The problem
Gather from the listing below each line that includes the word "which", and copy it.

Material to process
------
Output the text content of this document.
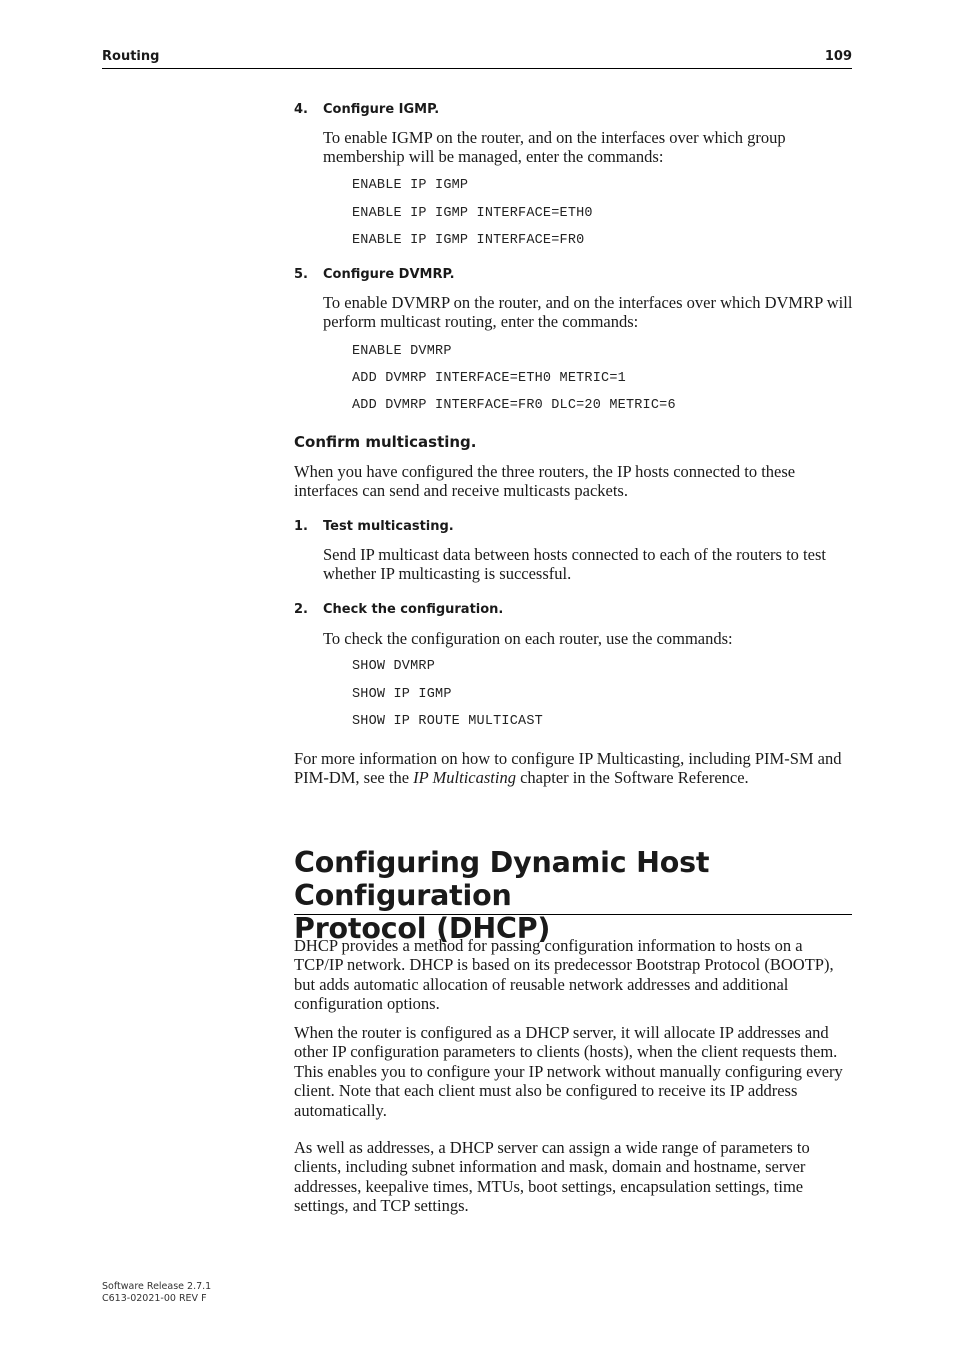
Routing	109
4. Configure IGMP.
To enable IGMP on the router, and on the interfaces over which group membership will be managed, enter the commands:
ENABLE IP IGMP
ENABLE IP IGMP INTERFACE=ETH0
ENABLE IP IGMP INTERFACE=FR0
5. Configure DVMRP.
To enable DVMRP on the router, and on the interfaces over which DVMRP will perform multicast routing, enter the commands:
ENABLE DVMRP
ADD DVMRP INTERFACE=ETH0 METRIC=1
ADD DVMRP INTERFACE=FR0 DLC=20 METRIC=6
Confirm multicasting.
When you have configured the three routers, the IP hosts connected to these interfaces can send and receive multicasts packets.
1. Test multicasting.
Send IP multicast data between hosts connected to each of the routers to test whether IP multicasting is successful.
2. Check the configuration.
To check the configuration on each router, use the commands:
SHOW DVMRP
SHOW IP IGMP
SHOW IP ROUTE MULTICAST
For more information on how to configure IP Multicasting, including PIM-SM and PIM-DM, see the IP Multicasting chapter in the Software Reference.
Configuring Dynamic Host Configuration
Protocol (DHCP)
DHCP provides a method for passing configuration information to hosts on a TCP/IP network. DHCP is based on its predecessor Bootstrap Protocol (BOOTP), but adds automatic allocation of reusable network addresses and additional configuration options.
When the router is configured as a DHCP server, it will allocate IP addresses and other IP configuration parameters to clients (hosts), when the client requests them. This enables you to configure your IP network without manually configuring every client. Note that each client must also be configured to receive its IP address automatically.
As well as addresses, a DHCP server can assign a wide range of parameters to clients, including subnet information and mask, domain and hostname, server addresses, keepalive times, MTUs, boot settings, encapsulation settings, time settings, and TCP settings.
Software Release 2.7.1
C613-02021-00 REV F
------
Exercise result
To enable IGMP on the router, and on the interfaces over which group membership will be managed, enter the commands:
To enable DVMRP on the router, and on the interfaces over which DVMRP will perform multicast routing, enter the commands:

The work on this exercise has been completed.